* **Given problem**
Which lines include the word "Output"? Copy each of them.

::::::

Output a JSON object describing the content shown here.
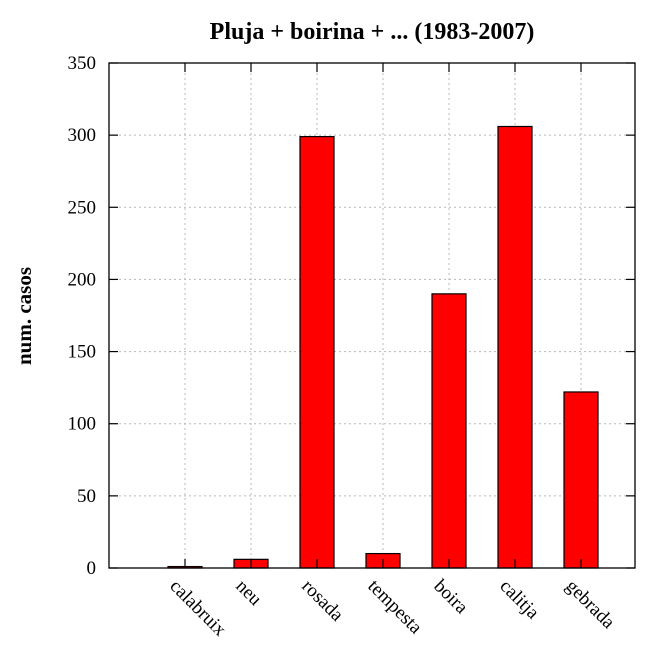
{
  "chart_data": {
    "type": "bar",
    "title": "Pluja + boirina + ... (1983-2007)",
    "xlabel": "",
    "ylabel": "num. casos",
    "categories": [
      "calabruix",
      "neu",
      "rosada",
      "tempesta",
      "boira",
      "calitja",
      "gebrada"
    ],
    "values": [
      1,
      6,
      299,
      10,
      190,
      306,
      122
    ],
    "ylim": [
      0,
      350
    ],
    "yticks": [
      0,
      50,
      100,
      150,
      200,
      250,
      300,
      350
    ],
    "grid": true,
    "bar_color": "#ff0000",
    "legend": "none"
  }
}
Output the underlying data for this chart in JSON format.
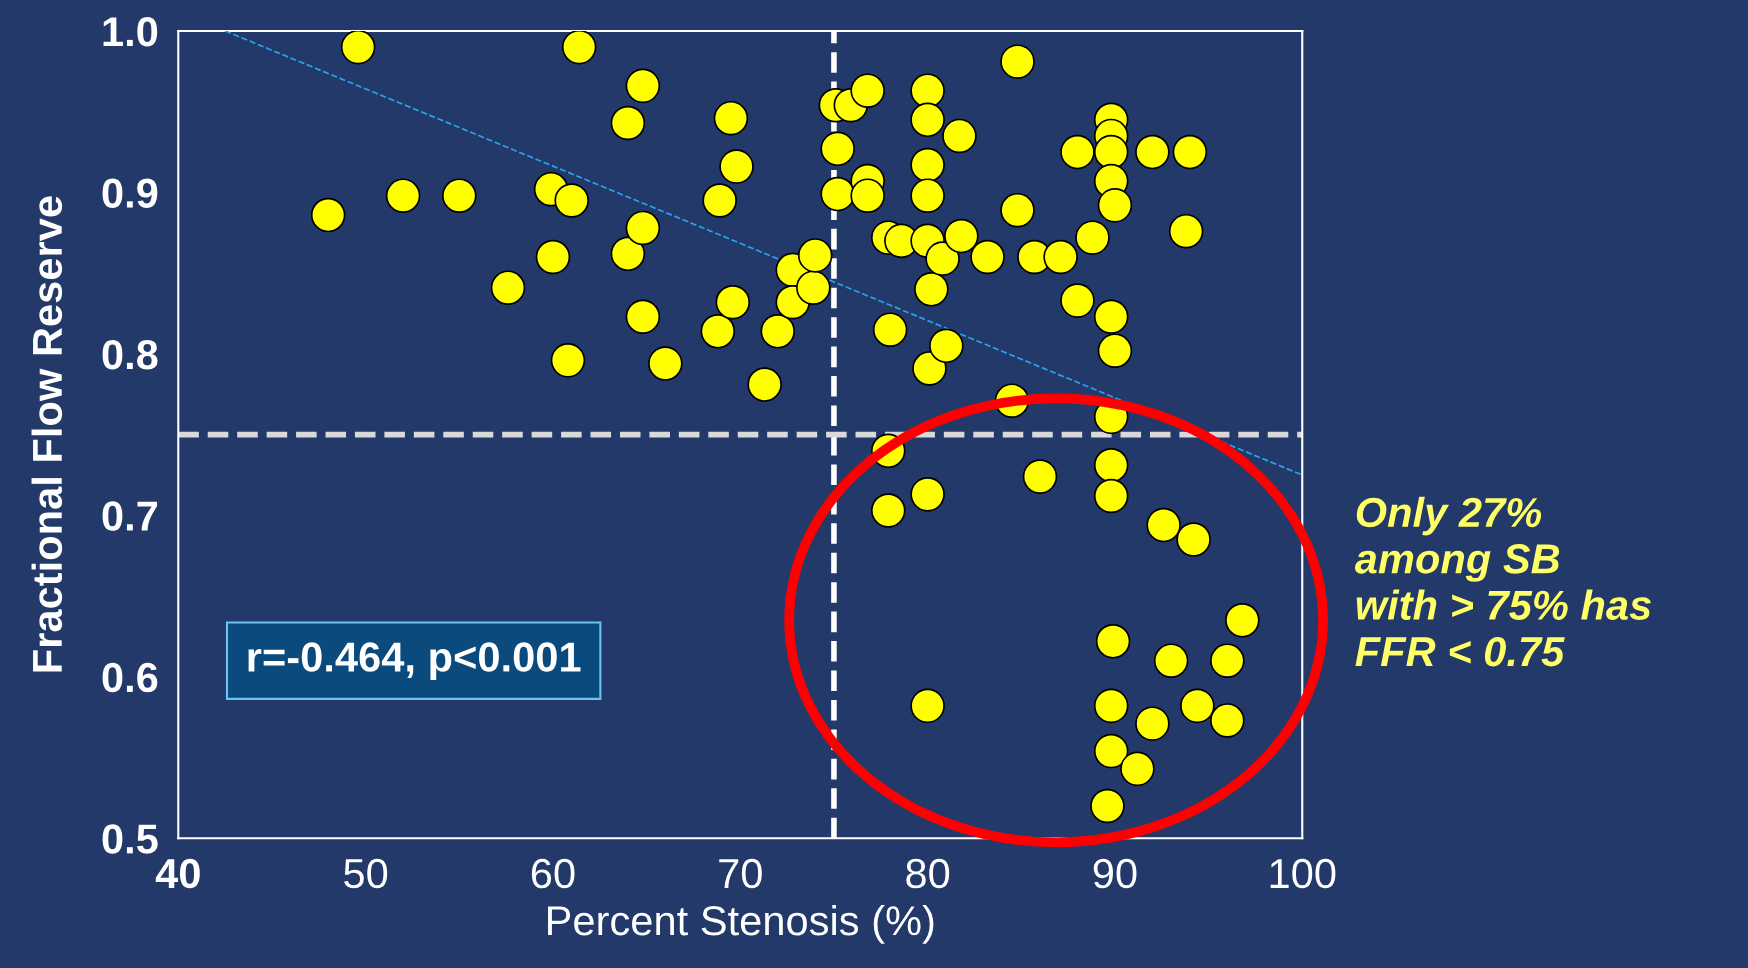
{
  "chart_data": {
    "type": "scatter",
    "xlabel": "Percent Stenosis (%)",
    "ylabel": "Fractional Flow Reserve",
    "xlim": [
      40,
      100
    ],
    "ylim": [
      0.5,
      1.0
    ],
    "xticks": [
      40,
      50,
      60,
      70,
      80,
      90,
      100
    ],
    "yticks": [
      0.5,
      0.6,
      0.7,
      0.8,
      0.9,
      {
        "value": 1.0,
        "label": "1.0"
      }
    ],
    "grid": false,
    "legend": false,
    "series": [
      {
        "color": "#ffff00",
        "marker": "circle",
        "x": [
          48.0,
          49.6,
          52.0,
          55.0,
          57.6,
          59.9,
          60.0,
          61.0,
          60.8,
          61.4,
          64.0,
          64.0,
          64.8,
          64.8,
          64.8,
          66.0,
          68.8,
          68.9,
          69.5,
          69.8,
          69.6,
          71.3,
          72.0,
          72.8,
          72.8,
          73.9,
          74.0,
          75.1,
          75.9,
          76.8,
          75.2,
          75.2,
          76.8,
          76.8,
          77.9,
          78.6,
          78.0,
          80.0,
          80.0,
          80.0,
          80.0,
          80.0,
          80.2,
          80.1,
          80.8,
          81.0,
          81.8,
          81.7,
          83.2,
          84.8,
          84.8,
          84.5,
          85.7,
          87.1,
          88.0,
          88.0,
          88.8,
          89.8,
          89.8,
          89.8,
          89.8,
          90.0,
          89.8,
          90.0,
          92.0,
          94.0,
          93.8,
          77.9,
          77.9,
          80.0,
          86.0,
          89.8,
          89.8,
          89.8,
          92.6,
          94.2,
          96.8,
          89.9,
          93.0,
          96.0,
          80.0,
          89.8,
          94.4,
          96.0,
          92.0,
          89.8,
          91.2,
          89.6
        ],
        "values": [
          0.886,
          0.99,
          0.898,
          0.898,
          0.841,
          0.902,
          0.86,
          0.895,
          0.796,
          0.99,
          0.943,
          0.862,
          0.966,
          0.878,
          0.823,
          0.794,
          0.814,
          0.895,
          0.946,
          0.916,
          0.832,
          0.781,
          0.814,
          0.852,
          0.832,
          0.841,
          0.861,
          0.954,
          0.954,
          0.963,
          0.927,
          0.899,
          0.907,
          0.898,
          0.872,
          0.87,
          0.815,
          0.963,
          0.945,
          0.917,
          0.898,
          0.87,
          0.84,
          0.791,
          0.859,
          0.805,
          0.873,
          0.935,
          0.86,
          0.981,
          0.889,
          0.771,
          0.86,
          0.86,
          0.925,
          0.833,
          0.872,
          0.945,
          0.935,
          0.925,
          0.907,
          0.892,
          0.823,
          0.802,
          0.925,
          0.925,
          0.876,
          0.74,
          0.703,
          0.713,
          0.724,
          0.761,
          0.731,
          0.712,
          0.694,
          0.685,
          0.635,
          0.622,
          0.61,
          0.61,
          0.582,
          0.582,
          0.582,
          0.573,
          0.571,
          0.554,
          0.543,
          0.52
        ]
      },
      {
        "type": "line",
        "color": "#2aa4ec",
        "line_style": "dashed",
        "x": [
          42.5,
          100
        ],
        "values": [
          1.0,
          0.725
        ]
      }
    ],
    "ref_lines": [
      {
        "axis": "x",
        "value": 75,
        "color": "#ffffff",
        "line_style": "dashed"
      },
      {
        "axis": "y",
        "value": 0.75,
        "color": "#d9d9d9",
        "line_style": "dashed"
      }
    ],
    "annotations": [
      "r=-0.464, p<0.001",
      "Only 27%\namong SB\nwith > 75% has\nFFR < 0.75"
    ]
  }
}
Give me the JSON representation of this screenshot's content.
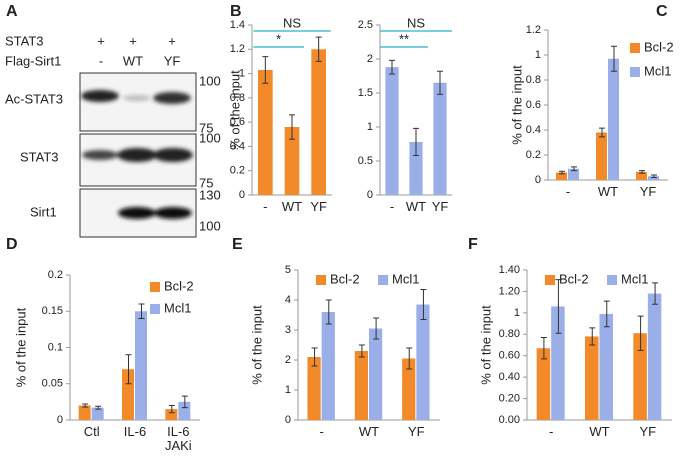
{
  "panel_labels": [
    "A",
    "B",
    "C",
    "D",
    "E",
    "F"
  ],
  "blot": {
    "header_rows": [
      {
        "label": "STAT3",
        "lanes": [
          "+",
          "+",
          "+"
        ]
      },
      {
        "label": "Flag-Sirt1",
        "lanes": [
          "-",
          "WT",
          "YF"
        ]
      }
    ],
    "blots": [
      {
        "label": "Ac-STAT3",
        "markers": [
          "100",
          "75"
        ]
      },
      {
        "label": "STAT3",
        "markers": [
          "100",
          "75"
        ]
      },
      {
        "label": "Sirt1",
        "markers": [
          "130",
          "100"
        ]
      }
    ]
  },
  "chart_data": [
    {
      "type": "bar",
      "y_label": "% of the input",
      "categories": [
        "-",
        "WT",
        "YF"
      ],
      "series": [
        {
          "color": "#f28a2a",
          "values": [
            1.03,
            0.56,
            1.2
          ],
          "errors": [
            0.11,
            0.1,
            0.1
          ]
        }
      ],
      "ylim": [
        0,
        1.4
      ],
      "yticks": [
        0,
        0.2,
        0.4,
        0.6,
        0.8,
        1,
        1.2,
        1.4
      ],
      "annotations": [
        {
          "text": "*",
          "between": [
            "-",
            "WT"
          ]
        },
        {
          "text": "NS",
          "between": [
            "-",
            "YF"
          ]
        }
      ]
    },
    {
      "type": "bar",
      "categories": [
        "-",
        "WT",
        "YF"
      ],
      "series": [
        {
          "color": "#9aaee8",
          "values": [
            1.88,
            0.78,
            1.65
          ],
          "errors": [
            0.1,
            0.2,
            0.17
          ]
        }
      ],
      "ylim": [
        0,
        2.5
      ],
      "yticks": [
        0,
        0.5,
        1,
        1.5,
        2,
        2.5
      ],
      "annotations": [
        {
          "text": "**",
          "between": [
            "-",
            "WT"
          ]
        },
        {
          "text": "NS",
          "between": [
            "-",
            "YF"
          ]
        }
      ]
    },
    {
      "type": "bar",
      "y_label": "% of the input",
      "categories": [
        "-",
        "WT",
        "YF"
      ],
      "legend": "right",
      "series": [
        {
          "name": "Bcl-2",
          "color": "#f28a2a",
          "values": [
            0.06,
            0.38,
            0.065
          ],
          "errors": [
            0.01,
            0.035,
            0.01
          ]
        },
        {
          "name": "Mcl1",
          "color": "#9aaee8",
          "values": [
            0.09,
            0.97,
            0.03
          ],
          "errors": [
            0.015,
            0.1,
            0.01
          ]
        }
      ],
      "ylim": [
        0,
        1.2
      ],
      "yticks": [
        0,
        0.2,
        0.4,
        0.6,
        0.8,
        1,
        1.2
      ]
    },
    {
      "type": "bar",
      "y_label": "% of the input",
      "categories": [
        "Ctl",
        "IL-6",
        "IL-6 JAKi"
      ],
      "legend": "upper right",
      "series": [
        {
          "name": "Bcl-2",
          "color": "#f28a2a",
          "values": [
            0.02,
            0.07,
            0.015
          ],
          "errors": [
            0.002,
            0.02,
            0.005
          ]
        },
        {
          "name": "Mcl1",
          "color": "#9aaee8",
          "values": [
            0.017,
            0.15,
            0.025
          ],
          "errors": [
            0.002,
            0.01,
            0.008
          ]
        }
      ],
      "ylim": [
        0,
        0.2
      ],
      "yticks": [
        0,
        0.05,
        0.1,
        0.15,
        0.2
      ]
    },
    {
      "type": "bar",
      "y_label": "% of the input",
      "categories": [
        "-",
        "WT",
        "YF"
      ],
      "legend": "top",
      "series": [
        {
          "name": "Bcl-2",
          "color": "#f28a2a",
          "values": [
            2.1,
            2.3,
            2.05
          ],
          "errors": [
            0.3,
            0.2,
            0.35
          ]
        },
        {
          "name": "Mcl1",
          "color": "#9aaee8",
          "values": [
            3.6,
            3.05,
            3.85
          ],
          "errors": [
            0.4,
            0.35,
            0.5
          ]
        }
      ],
      "ylim": [
        0,
        5
      ],
      "yticks": [
        0,
        1,
        2,
        3,
        4,
        5
      ]
    },
    {
      "type": "bar",
      "y_label": "% of the input",
      "categories": [
        "-",
        "WT",
        "YF"
      ],
      "legend": "top",
      "series": [
        {
          "name": "Bcl-2",
          "color": "#f28a2a",
          "values": [
            0.67,
            0.78,
            0.81
          ],
          "errors": [
            0.1,
            0.08,
            0.16
          ]
        },
        {
          "name": "Mcl1",
          "color": "#9aaee8",
          "values": [
            1.06,
            0.99,
            1.18
          ],
          "errors": [
            0.25,
            0.12,
            0.1
          ]
        }
      ],
      "ylim": [
        0,
        1.4
      ],
      "yticks": [
        {
          "value": 0,
          "label": "0.00"
        },
        {
          "value": 0.2,
          "label": "0.20"
        },
        {
          "value": 0.4,
          "label": "0.40"
        },
        {
          "value": 0.6,
          "label": "0.60"
        },
        {
          "value": 0.8,
          "label": "0.80"
        },
        1,
        {
          "value": 1.2,
          "label": "1.20"
        },
        {
          "value": 1.4,
          "label": "1.40"
        }
      ]
    }
  ]
}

::::::

* **The result**
Output a JSON object describing the content shown here.
Output the underlying data for this chart in JSON format.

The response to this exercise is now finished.